Extracted records
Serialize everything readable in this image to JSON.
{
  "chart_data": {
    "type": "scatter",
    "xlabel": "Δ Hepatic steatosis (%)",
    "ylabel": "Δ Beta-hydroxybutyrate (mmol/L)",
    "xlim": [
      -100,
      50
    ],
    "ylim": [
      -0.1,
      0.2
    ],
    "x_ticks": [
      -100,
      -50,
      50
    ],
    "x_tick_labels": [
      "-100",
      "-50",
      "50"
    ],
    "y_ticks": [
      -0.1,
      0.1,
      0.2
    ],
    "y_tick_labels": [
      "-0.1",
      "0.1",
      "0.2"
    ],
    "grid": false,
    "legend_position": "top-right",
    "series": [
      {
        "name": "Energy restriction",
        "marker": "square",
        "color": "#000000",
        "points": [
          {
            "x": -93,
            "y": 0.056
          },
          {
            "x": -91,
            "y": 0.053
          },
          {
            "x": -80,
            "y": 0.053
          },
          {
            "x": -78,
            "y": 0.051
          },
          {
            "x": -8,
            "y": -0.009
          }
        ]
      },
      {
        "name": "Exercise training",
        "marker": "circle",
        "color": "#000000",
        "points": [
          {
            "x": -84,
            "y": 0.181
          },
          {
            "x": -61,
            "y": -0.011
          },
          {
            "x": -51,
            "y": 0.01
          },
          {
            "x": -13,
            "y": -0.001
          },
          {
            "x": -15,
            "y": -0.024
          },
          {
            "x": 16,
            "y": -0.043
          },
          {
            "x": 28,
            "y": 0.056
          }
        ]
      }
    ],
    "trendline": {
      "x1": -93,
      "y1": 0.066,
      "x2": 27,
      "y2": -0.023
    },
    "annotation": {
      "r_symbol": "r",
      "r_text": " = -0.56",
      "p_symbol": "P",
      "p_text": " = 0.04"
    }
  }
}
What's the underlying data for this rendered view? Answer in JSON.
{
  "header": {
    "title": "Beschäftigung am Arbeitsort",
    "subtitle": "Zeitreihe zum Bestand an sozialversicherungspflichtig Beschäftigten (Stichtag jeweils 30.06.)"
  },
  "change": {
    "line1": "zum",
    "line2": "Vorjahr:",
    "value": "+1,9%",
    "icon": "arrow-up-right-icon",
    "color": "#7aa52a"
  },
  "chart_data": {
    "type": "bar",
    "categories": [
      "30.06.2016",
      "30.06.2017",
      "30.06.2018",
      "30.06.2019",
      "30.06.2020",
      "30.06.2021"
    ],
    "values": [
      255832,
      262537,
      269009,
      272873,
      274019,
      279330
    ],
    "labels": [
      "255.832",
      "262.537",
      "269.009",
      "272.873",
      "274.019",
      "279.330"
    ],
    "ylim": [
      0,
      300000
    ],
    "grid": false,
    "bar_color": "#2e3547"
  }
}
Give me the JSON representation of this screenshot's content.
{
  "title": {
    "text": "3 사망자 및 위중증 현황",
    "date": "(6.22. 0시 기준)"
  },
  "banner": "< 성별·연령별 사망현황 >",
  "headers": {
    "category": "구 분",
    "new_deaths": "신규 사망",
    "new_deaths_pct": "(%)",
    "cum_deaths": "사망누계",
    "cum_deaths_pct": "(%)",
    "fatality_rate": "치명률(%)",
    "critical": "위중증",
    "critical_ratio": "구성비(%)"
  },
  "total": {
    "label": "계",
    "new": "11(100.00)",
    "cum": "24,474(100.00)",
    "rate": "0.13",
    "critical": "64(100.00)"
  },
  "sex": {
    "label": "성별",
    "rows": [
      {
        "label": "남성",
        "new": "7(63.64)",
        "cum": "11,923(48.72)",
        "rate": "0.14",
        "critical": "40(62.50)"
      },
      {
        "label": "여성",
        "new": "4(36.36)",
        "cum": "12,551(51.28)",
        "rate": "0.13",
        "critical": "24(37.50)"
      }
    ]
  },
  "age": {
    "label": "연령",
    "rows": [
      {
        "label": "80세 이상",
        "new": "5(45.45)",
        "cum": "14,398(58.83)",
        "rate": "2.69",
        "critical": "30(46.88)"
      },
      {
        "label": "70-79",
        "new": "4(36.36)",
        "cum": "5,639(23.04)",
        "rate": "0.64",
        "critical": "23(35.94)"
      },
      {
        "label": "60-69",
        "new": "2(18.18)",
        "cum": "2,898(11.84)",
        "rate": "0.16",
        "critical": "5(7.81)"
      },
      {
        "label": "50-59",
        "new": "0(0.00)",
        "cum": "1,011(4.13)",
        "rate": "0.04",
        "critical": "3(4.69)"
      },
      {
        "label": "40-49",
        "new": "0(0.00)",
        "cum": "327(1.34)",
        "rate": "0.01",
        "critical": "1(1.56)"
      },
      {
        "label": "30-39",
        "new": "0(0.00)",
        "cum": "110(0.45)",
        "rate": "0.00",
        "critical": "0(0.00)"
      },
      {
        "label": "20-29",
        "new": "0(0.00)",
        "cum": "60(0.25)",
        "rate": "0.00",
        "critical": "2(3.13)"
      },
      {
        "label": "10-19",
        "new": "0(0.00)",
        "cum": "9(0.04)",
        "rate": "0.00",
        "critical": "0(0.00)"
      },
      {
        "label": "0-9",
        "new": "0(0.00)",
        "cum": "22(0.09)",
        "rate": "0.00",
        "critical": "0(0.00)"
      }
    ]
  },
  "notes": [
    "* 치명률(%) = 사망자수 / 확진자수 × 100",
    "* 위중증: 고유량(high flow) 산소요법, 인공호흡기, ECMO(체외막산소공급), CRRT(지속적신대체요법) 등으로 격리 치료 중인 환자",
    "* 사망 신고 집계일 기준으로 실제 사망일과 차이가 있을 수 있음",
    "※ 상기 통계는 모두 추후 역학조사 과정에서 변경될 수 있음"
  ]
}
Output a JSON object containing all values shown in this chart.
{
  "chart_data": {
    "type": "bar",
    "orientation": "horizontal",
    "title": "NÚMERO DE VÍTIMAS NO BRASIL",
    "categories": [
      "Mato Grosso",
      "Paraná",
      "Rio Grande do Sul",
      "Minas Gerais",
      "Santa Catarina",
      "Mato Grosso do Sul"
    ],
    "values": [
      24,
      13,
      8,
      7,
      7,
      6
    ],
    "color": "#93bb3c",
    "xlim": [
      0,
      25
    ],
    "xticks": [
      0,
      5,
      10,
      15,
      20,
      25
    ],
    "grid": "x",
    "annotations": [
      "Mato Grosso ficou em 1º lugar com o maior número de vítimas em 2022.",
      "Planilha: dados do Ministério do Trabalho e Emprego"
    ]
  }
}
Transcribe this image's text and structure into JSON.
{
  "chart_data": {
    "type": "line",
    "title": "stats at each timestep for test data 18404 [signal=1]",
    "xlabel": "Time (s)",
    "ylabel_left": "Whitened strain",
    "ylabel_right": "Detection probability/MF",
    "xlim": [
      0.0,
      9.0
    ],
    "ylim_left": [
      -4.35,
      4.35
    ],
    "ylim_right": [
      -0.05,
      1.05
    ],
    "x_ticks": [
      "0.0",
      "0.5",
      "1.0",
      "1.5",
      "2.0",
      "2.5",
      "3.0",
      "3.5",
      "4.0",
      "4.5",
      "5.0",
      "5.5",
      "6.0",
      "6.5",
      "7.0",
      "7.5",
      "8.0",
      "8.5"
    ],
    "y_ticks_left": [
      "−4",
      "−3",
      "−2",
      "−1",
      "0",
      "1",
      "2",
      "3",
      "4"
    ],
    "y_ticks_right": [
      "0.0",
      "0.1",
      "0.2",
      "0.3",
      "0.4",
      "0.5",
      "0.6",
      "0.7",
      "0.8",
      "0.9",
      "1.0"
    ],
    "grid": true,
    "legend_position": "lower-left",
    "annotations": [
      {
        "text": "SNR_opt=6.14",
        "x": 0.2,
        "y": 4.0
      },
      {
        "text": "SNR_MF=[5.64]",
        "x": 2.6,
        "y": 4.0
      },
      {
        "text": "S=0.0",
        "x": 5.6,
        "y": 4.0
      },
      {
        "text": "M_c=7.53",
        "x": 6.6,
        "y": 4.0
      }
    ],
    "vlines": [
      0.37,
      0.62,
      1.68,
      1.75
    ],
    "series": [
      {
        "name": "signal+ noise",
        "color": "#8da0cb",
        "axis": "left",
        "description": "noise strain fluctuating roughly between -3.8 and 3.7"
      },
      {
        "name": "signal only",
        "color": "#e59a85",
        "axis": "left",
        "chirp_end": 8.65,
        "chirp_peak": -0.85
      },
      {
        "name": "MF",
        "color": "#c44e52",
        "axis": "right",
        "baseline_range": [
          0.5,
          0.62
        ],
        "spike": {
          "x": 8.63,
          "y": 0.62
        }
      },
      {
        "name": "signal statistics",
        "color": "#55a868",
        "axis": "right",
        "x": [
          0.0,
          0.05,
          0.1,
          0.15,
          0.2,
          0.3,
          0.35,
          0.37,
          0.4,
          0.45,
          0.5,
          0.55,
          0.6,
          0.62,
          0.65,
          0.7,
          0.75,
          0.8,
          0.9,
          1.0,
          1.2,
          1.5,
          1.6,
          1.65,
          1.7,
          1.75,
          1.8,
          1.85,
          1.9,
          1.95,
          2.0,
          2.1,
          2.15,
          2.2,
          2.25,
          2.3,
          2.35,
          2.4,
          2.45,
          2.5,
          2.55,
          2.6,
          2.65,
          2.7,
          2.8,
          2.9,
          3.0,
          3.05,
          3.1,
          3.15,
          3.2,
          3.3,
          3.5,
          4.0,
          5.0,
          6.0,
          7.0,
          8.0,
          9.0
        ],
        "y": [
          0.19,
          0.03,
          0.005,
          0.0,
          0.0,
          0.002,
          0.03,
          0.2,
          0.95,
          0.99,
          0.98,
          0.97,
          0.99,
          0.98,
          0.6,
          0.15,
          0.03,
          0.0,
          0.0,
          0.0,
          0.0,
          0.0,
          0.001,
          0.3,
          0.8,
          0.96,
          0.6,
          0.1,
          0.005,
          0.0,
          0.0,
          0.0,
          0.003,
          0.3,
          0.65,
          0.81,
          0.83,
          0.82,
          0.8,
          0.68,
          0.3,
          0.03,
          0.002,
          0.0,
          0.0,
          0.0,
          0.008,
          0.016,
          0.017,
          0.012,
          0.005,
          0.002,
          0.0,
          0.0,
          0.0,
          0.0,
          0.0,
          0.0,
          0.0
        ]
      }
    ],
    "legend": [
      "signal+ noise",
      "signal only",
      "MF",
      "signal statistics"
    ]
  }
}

Set problem:
Pick out every line with the string "noise" and copy it.

Worked answer:
        "name": "signal+ noise",
        "description": "noise strain fluctuating roughly between -3.8 and 3.7"
      "signal+ noise",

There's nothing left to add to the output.